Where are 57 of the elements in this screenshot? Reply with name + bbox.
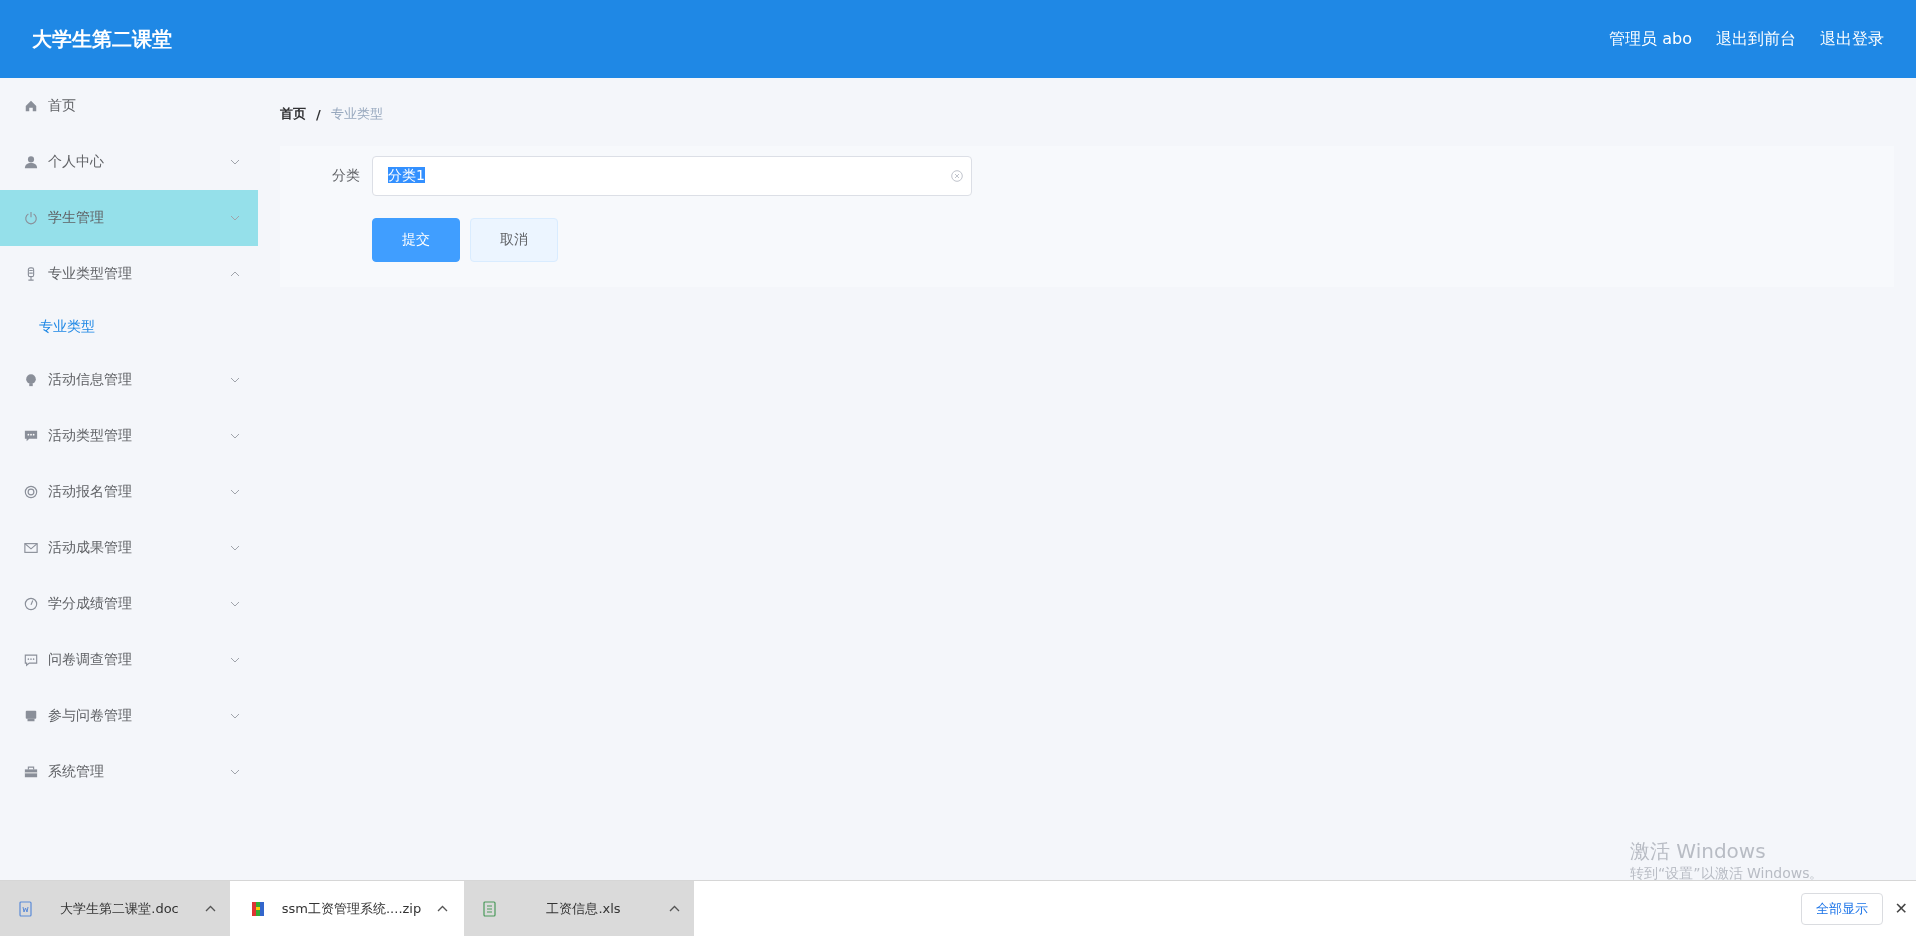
download-item[interactable]: 工资信息.xls xyxy=(464,881,696,936)
bulb-icon xyxy=(24,373,38,387)
caret-icon[interactable] xyxy=(669,905,680,912)
header-link[interactable]: 退出登录 xyxy=(1820,28,1884,50)
breadcrumb-separator: / xyxy=(316,106,321,122)
menu-item[interactable]: 活动信息管理 xyxy=(0,352,258,408)
breadcrumb-current: 专业类型 xyxy=(330,105,383,123)
chevron-icon xyxy=(230,545,240,551)
briefcase-icon xyxy=(24,765,38,779)
chevron-icon xyxy=(230,159,240,165)
show-all-button[interactable]: 全部显示 xyxy=(1800,892,1883,925)
caret-icon[interactable] xyxy=(437,905,448,912)
admin-link[interactable]: 管理员 abo xyxy=(1609,28,1692,50)
app-title: 大学生第二课堂 xyxy=(32,25,173,53)
menu-item[interactable]: 个人中心 xyxy=(0,134,258,190)
caret-icon[interactable] xyxy=(205,905,216,912)
menu-item[interactable]: 专业类型管理 xyxy=(0,246,258,302)
archive-icon xyxy=(250,900,266,917)
menu-item[interactable]: 参与问卷管理 xyxy=(0,688,258,744)
spreadsheet-icon xyxy=(482,900,498,917)
category-field[interactable]: 分类1 xyxy=(372,156,972,196)
gauge-icon xyxy=(24,597,38,611)
chevron-icon xyxy=(230,489,240,495)
menu-item[interactable]: 问卷调查管理 xyxy=(0,632,258,688)
activation-note: 转到“设置”以激活 Windows。 xyxy=(1630,865,1824,883)
chevron-icon xyxy=(230,769,240,775)
lifebuoy-icon xyxy=(24,485,38,499)
menu-item[interactable]: 系统管理 xyxy=(0,744,258,800)
menu-item[interactable]: 活动成果管理 xyxy=(0,520,258,576)
activation-title: 激活 Windows xyxy=(1630,838,1767,865)
menu-item[interactable]: 学分成绩管理 xyxy=(0,576,258,632)
printer-icon xyxy=(24,709,38,723)
menu-item[interactable]: 学生管理 xyxy=(0,190,258,246)
power-icon xyxy=(24,211,38,225)
menu-item[interactable]: 首页 xyxy=(0,78,258,134)
chevron-icon xyxy=(230,377,240,383)
cancel-button[interactable]: 取消 xyxy=(470,218,558,262)
chevron-icon xyxy=(230,713,240,719)
menu-item[interactable]: 活动类型管理 xyxy=(0,408,258,464)
field-label: 分类 xyxy=(331,167,361,185)
person-icon xyxy=(24,155,38,169)
chevron-icon xyxy=(230,601,240,607)
download-item[interactable]: 大学生第二课堂.doc xyxy=(0,881,232,936)
submenu-item[interactable]: 专业类型 xyxy=(0,302,258,352)
document-icon xyxy=(18,900,34,917)
close-button[interactable]: ✕ xyxy=(1894,899,1908,918)
chevron-icon xyxy=(230,657,240,663)
home-icon xyxy=(24,99,38,113)
header-link[interactable]: 退出到前台 xyxy=(1716,28,1796,50)
chevron-icon xyxy=(230,433,240,439)
comment-icon xyxy=(24,653,38,667)
chat-icon xyxy=(24,429,38,443)
chevron-icon xyxy=(230,215,240,221)
mail-icon xyxy=(24,541,38,555)
menu-item[interactable]: 活动报名管理 xyxy=(0,464,258,520)
breadcrumb-link[interactable]: 首页 xyxy=(280,105,306,123)
chevron-icon xyxy=(230,271,240,277)
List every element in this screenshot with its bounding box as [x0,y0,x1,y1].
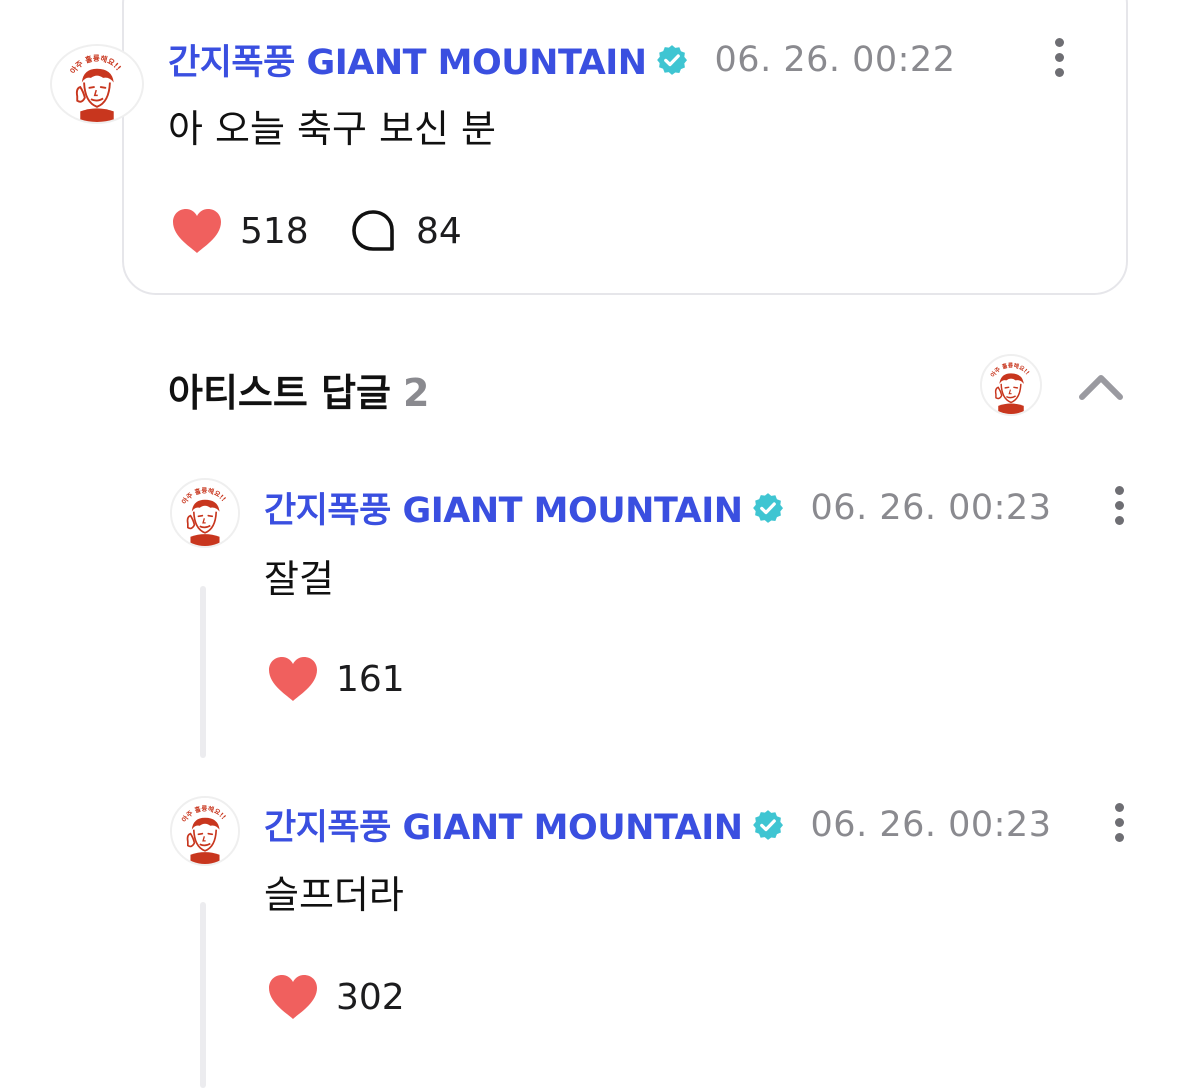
reply-thread-line [200,902,206,1088]
reply-author-name[interactable]: 간지폭풍 GIANT MOUNTAIN [264,482,743,533]
comment-bubble-icon [352,210,394,251]
reply-content: 슬프더라 [264,873,404,917]
post-author-row: 간지폭풍 GIANT MOUNTAIN 06. 26. 00:22 [168,34,955,85]
heart-icon [170,206,224,256]
verified-badge-icon [751,808,785,842]
verified-badge-icon [655,43,689,77]
reply-more-vertical-icon[interactable] [1112,803,1126,843]
reply-like-count: 161 [336,658,405,700]
reply-more-vertical-icon[interactable] [1112,486,1126,526]
post-timestamp: 06. 26. 00:22 [714,39,956,80]
reply-timestamp: 06. 26. 00:23 [810,804,1052,845]
reply-author-row: 간지폭풍 GIANT MOUNTAIN 06. 26. 00:23 [264,799,1051,850]
post-author-name[interactable]: 간지폭풍 GIANT MOUNTAIN [168,34,647,85]
artist-replies-label: 아티스트 답글 [168,371,391,415]
post-content: 아 오늘 축구 보신 분 [168,107,496,151]
heart-icon [266,654,320,704]
reply-like-count: 302 [336,976,405,1018]
artist-replies-avatar [980,354,1042,416]
verified-badge-icon [751,491,785,525]
artist-replies-count: 2 [403,371,430,415]
post-comment-button[interactable]: 84 [350,208,462,254]
reply-like-button[interactable]: 302 [266,972,405,1022]
heart-icon [266,972,320,1022]
post-more-vertical-icon[interactable] [1052,38,1066,78]
reply-author-name[interactable]: 간지폭풍 GIANT MOUNTAIN [264,799,743,850]
post-comment-count: 84 [416,210,462,252]
post-like-count: 518 [240,210,309,252]
post-like-button[interactable]: 518 [170,206,309,256]
chevron-up-icon[interactable] [1077,370,1125,402]
artist-replies-title: 아티스트 답글 2 [168,362,429,417]
reply-timestamp: 06. 26. 00:23 [810,487,1052,528]
reply-author-row: 간지폭풍 GIANT MOUNTAIN 06. 26. 00:23 [264,482,1051,533]
reply-like-button[interactable]: 161 [266,654,405,704]
reply-thread-line [200,586,206,758]
reply-author-avatar[interactable] [170,796,240,866]
reply-author-avatar[interactable] [170,478,240,548]
reply-content: 잘걸 [264,557,334,601]
post-author-avatar[interactable] [50,44,144,124]
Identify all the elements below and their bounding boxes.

• WHAT IS ASKED: Copy the part of the listing that opens with the line containing "download-item[interactable]: 工资信息.xls xyxy=(464,881,696,936)" and closes with the line containing "chevron-icon xyxy=(230,769,240,775)". Include both of those lines and reproduce every line between them without any change.

• COMPLETED EXERCISE:
download-item[interactable]: 工资信息.xls xyxy=(464,881,696,936)
bulb-icon xyxy=(24,373,38,387)
caret-icon[interactable] xyxy=(669,905,680,912)
header-link[interactable]: 退出登录 xyxy=(1820,28,1884,50)
breadcrumb-separator: / xyxy=(316,106,321,122)
menu-item[interactable]: 活动信息管理 xyxy=(0,352,258,408)
breadcrumb-current: 专业类型 xyxy=(330,105,383,123)
chevron-icon xyxy=(230,545,240,551)
briefcase-icon xyxy=(24,765,38,779)
chevron-icon xyxy=(230,159,240,165)
show-all-button[interactable]: 全部显示 xyxy=(1800,892,1883,925)
caret-icon[interactable] xyxy=(437,905,448,912)
admin-link[interactable]: 管理员 abo xyxy=(1609,28,1692,50)
app-title: 大学生第二课堂 xyxy=(32,25,173,53)
menu-item[interactable]: 个人中心 xyxy=(0,134,258,190)
caret-icon[interactable] xyxy=(205,905,216,912)
menu-item[interactable]: 专业类型管理 xyxy=(0,246,258,302)
archive-icon xyxy=(250,900,266,917)
menu-item[interactable]: 参与问卷管理 xyxy=(0,688,258,744)
spreadsheet-icon xyxy=(482,900,498,917)
category-field[interactable]: 分类1 xyxy=(372,156,972,196)
gauge-icon xyxy=(24,597,38,611)
chevron-icon xyxy=(230,489,240,495)
menu-item[interactable]: 问卷调查管理 xyxy=(0,632,258,688)
activation-note: 转到“设置”以激活 Windows。 xyxy=(1630,865,1824,883)
chevron-icon xyxy=(230,769,240,775)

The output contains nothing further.